### GOAL
Copy every record below exactly as written, but leave out the pictures.

(Dataset items)
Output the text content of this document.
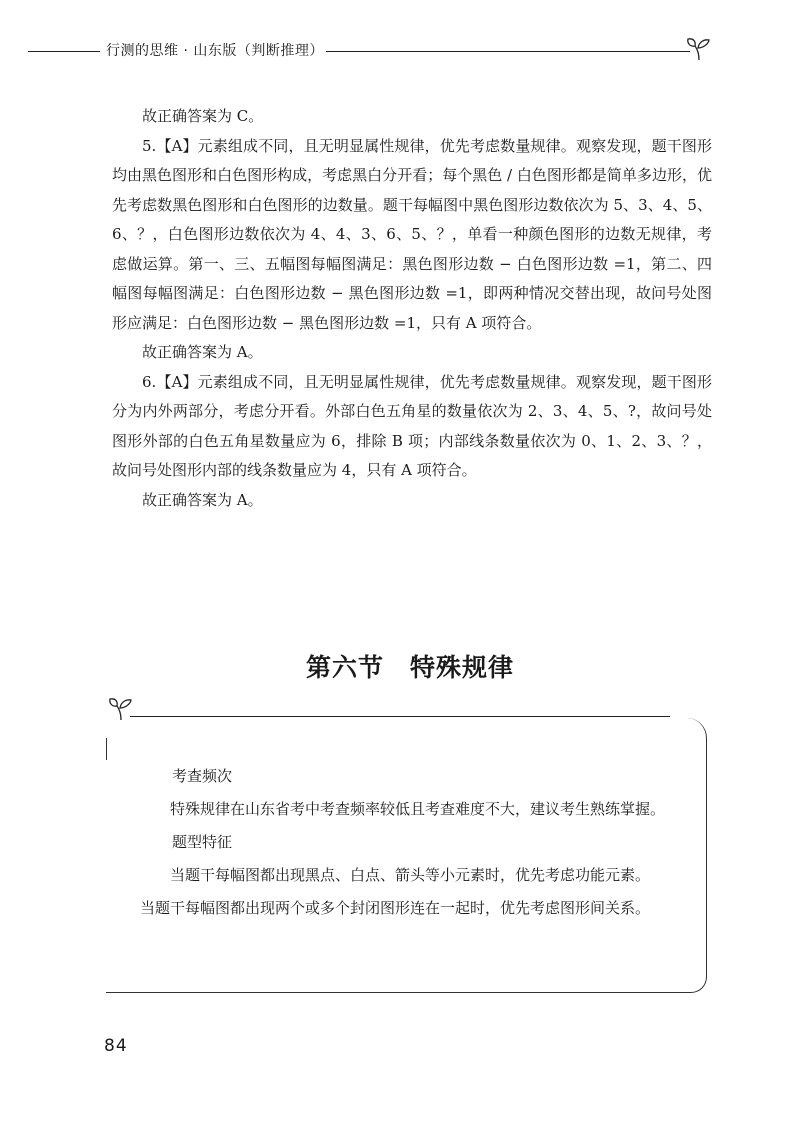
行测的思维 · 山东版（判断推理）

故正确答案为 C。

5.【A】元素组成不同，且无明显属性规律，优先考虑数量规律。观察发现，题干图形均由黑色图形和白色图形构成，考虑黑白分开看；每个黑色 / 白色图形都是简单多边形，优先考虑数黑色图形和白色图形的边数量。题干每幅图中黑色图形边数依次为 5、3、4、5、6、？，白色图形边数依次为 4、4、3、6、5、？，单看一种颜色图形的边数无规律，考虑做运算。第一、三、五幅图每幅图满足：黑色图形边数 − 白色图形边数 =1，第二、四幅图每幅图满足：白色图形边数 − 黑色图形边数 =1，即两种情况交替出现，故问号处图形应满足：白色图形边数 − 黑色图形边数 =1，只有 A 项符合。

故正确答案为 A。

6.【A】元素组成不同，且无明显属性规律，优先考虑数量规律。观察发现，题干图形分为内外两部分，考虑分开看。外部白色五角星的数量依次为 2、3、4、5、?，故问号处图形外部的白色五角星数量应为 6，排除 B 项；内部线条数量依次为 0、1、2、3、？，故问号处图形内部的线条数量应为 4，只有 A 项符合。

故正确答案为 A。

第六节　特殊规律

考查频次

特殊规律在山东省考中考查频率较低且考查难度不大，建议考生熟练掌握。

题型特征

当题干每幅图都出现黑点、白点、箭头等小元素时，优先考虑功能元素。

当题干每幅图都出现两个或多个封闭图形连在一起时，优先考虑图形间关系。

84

### OUTPUT
Output the text content of this document.
行测的思维 · 山东版（判断推理）

故正确答案为 C。

5.【A】元素组成不同，且无明显属性规律，优先考虑数量规律。观察发现，题干图形均由黑色图形和白色图形构成，考虑黑白分开看；每个黑色 / 白色图形都是简单多边形，优先考虑数黑色图形和白色图形的边数量。题干每幅图中黑色图形边数依次为 5、3、4、5、6、？，白色图形边数依次为 4、4、3、6、5、？，单看一种颜色图形的边数无规律，考虑做运算。第一、三、五幅图每幅图满足：黑色图形边数 − 白色图形边数 =1，第二、四幅图每幅图满足：白色图形边数 − 黑色图形边数 =1，即两种情况交替出现，故问号处图形应满足：白色图形边数 − 黑色图形边数 =1，只有 A 项符合。

故正确答案为 A。

6.【A】元素组成不同，且无明显属性规律，优先考虑数量规律。观察发现，题干图形分为内外两部分，考虑分开看。外部白色五角星的数量依次为 2、3、4、5、?，故问号处图形外部的白色五角星数量应为 6，排除 B 项；内部线条数量依次为 0、1、2、3、？，故问号处图形内部的线条数量应为 4，只有 A 项符合。

故正确答案为 A。

第六节　特殊规律

考查频次

特殊规律在山东省考中考查频率较低且考查难度不大，建议考生熟练掌握。

题型特征

当题干每幅图都出现黑点、白点、箭头等小元素时，优先考虑功能元素。

当题干每幅图都出现两个或多个封闭图形连在一起时，优先考虑图形间关系。

84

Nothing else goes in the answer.